Work to be completed → Copy each line of the material below that includes the string "today".

## start

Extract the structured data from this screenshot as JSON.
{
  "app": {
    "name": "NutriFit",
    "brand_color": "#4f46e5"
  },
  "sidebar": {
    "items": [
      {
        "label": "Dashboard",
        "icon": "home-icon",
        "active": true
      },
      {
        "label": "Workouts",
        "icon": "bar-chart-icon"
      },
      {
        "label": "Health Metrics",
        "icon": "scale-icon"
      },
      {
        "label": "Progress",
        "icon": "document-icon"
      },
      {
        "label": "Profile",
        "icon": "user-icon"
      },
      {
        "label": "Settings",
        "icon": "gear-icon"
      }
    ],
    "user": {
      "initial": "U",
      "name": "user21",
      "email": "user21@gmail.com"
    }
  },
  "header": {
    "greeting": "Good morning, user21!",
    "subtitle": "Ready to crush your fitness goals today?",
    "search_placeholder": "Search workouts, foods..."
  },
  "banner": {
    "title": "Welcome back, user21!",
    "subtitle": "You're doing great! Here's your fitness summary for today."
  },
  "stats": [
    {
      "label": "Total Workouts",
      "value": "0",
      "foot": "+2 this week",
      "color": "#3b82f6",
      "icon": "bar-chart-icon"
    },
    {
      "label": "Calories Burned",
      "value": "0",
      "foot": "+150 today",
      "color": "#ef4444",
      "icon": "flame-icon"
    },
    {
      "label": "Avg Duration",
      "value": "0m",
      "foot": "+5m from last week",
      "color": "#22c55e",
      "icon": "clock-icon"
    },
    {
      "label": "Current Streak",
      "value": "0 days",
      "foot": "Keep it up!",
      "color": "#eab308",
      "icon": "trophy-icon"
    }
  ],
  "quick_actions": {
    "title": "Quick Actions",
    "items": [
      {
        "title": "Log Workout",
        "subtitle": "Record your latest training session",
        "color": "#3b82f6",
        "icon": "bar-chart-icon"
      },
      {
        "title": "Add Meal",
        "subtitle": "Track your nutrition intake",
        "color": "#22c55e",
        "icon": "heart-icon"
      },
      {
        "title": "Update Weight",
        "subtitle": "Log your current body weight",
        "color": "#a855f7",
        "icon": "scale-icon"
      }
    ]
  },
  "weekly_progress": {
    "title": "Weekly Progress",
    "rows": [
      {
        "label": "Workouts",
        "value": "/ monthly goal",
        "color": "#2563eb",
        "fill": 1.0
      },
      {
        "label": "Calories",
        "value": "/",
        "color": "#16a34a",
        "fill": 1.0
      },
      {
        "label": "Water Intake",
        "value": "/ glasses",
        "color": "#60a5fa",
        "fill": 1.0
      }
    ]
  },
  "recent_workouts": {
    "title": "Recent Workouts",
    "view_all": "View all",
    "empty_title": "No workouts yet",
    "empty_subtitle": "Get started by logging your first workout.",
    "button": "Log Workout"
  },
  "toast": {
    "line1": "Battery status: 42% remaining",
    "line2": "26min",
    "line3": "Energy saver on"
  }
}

## end

Exercise solution →
    "subtitle": "Ready to crush your fitness goals today?",
    "subtitle": "You're doing great! Here's your fitness summary for today."
      "foot": "+150 today",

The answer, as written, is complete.